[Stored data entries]
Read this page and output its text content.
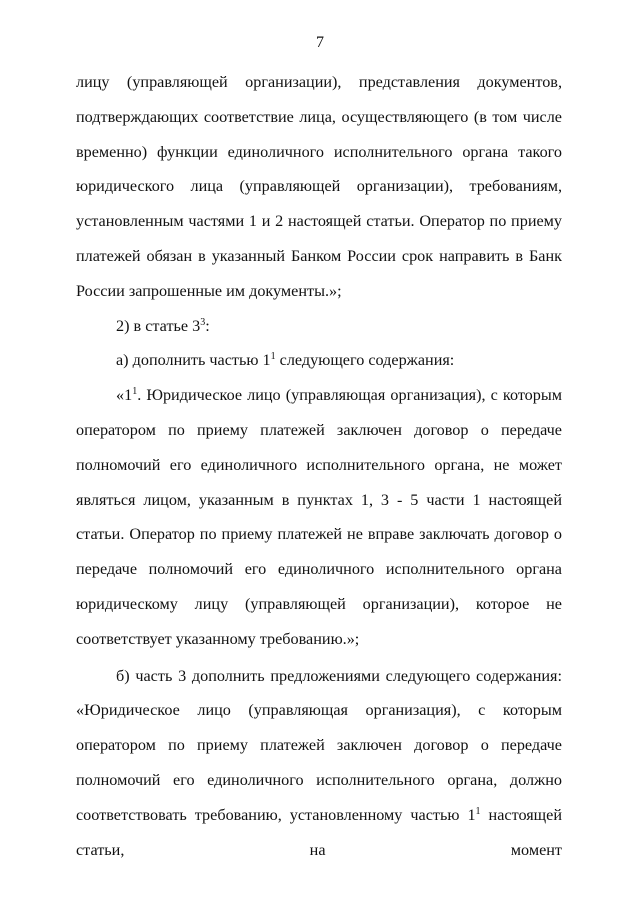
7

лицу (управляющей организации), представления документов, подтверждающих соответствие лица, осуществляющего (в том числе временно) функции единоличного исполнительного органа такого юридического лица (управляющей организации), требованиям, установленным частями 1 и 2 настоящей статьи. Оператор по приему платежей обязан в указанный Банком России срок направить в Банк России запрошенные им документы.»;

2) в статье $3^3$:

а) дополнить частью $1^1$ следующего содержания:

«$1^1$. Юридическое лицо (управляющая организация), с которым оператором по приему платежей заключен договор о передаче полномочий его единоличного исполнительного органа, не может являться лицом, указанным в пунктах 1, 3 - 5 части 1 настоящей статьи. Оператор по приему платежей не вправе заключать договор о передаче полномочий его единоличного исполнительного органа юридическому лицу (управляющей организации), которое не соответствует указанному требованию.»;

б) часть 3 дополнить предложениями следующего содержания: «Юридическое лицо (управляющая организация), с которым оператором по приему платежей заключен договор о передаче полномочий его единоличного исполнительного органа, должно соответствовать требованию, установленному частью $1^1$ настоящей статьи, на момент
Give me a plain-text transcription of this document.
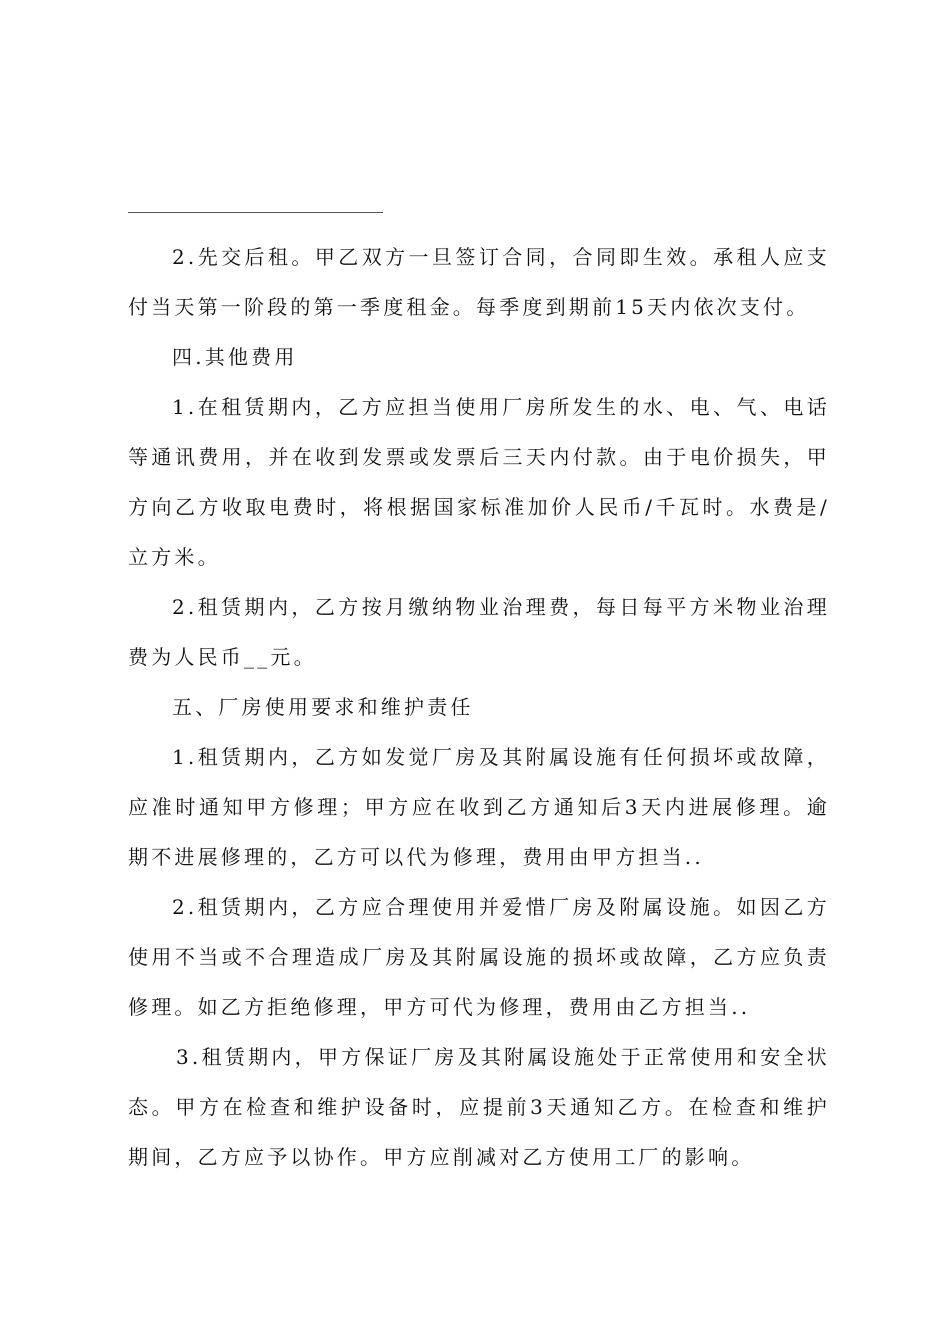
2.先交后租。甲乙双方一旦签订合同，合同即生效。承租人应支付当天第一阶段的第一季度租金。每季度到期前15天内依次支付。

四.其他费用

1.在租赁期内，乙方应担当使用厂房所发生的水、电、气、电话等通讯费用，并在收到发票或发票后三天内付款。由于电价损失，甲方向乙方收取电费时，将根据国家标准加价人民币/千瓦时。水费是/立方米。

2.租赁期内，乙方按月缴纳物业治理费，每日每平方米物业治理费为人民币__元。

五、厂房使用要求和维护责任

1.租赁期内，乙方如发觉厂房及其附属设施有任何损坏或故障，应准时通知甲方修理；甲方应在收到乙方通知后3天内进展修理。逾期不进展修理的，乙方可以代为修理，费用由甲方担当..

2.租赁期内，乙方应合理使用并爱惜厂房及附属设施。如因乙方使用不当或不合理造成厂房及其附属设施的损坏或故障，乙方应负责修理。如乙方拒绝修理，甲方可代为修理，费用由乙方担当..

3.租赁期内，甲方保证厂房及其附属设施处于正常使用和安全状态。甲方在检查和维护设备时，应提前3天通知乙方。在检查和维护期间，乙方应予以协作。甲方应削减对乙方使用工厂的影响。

==

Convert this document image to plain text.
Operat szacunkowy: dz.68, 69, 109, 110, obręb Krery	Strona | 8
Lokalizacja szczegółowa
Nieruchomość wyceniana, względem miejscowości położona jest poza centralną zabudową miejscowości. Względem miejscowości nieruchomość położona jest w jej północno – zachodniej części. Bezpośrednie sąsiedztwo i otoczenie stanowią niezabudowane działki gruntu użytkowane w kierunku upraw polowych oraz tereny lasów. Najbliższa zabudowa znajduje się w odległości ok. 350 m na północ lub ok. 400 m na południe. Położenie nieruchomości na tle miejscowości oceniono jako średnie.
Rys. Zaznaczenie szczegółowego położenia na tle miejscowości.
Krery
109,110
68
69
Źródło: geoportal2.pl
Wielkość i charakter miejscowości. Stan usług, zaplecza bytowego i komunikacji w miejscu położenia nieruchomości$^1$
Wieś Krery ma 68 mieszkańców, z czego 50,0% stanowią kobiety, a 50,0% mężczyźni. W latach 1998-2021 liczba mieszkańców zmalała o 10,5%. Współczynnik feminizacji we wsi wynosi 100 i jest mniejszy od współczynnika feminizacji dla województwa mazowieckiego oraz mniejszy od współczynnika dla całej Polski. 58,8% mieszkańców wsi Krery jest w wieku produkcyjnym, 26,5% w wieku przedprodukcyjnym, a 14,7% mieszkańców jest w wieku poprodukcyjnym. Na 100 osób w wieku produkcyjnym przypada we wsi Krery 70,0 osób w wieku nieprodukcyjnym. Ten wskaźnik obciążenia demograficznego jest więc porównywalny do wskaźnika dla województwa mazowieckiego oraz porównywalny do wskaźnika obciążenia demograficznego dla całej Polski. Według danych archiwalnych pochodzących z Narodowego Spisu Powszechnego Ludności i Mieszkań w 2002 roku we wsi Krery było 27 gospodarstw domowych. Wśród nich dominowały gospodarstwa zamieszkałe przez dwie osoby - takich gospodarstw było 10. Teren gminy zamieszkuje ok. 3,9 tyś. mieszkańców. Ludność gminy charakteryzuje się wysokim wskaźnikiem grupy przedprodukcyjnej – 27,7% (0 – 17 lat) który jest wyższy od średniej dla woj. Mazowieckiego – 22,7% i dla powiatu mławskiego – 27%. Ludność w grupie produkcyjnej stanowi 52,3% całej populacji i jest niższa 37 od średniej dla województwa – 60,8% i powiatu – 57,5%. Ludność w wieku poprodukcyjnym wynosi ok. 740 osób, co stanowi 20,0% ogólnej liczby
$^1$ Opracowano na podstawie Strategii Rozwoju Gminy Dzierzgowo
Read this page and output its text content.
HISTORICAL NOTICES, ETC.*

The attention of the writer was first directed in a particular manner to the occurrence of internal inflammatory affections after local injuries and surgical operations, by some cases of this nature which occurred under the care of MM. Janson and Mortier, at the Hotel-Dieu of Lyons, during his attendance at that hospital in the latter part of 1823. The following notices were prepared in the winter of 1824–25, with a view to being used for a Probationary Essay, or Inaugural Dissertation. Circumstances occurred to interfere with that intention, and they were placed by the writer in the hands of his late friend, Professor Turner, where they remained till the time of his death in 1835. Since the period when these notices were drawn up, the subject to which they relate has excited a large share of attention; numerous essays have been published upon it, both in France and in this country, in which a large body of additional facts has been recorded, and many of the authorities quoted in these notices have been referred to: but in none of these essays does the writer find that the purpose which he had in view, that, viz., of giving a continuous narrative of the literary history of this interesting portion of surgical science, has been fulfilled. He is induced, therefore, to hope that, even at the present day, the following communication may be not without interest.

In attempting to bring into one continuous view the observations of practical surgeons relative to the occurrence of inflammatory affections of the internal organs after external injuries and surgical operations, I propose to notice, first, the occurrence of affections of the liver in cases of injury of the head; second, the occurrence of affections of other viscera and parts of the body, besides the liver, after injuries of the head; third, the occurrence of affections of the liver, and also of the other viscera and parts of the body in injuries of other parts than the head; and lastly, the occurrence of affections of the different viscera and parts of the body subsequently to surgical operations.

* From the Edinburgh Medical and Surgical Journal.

Problem to solve => Show every line in the records above that contains the word "частью".

Exercise result =>
а) дополнить частью $1^1$ следующего содержания:
б) часть 3 дополнить предложениями следующего содержания: «Юридическое лицо (управляющая организация), с которым оператором по приему платежей заключен договор о передаче полномочий его единоличного исполнительного органа, должно соответствовать требованию, установленному частью $1^1$ настоящей статьи, на момент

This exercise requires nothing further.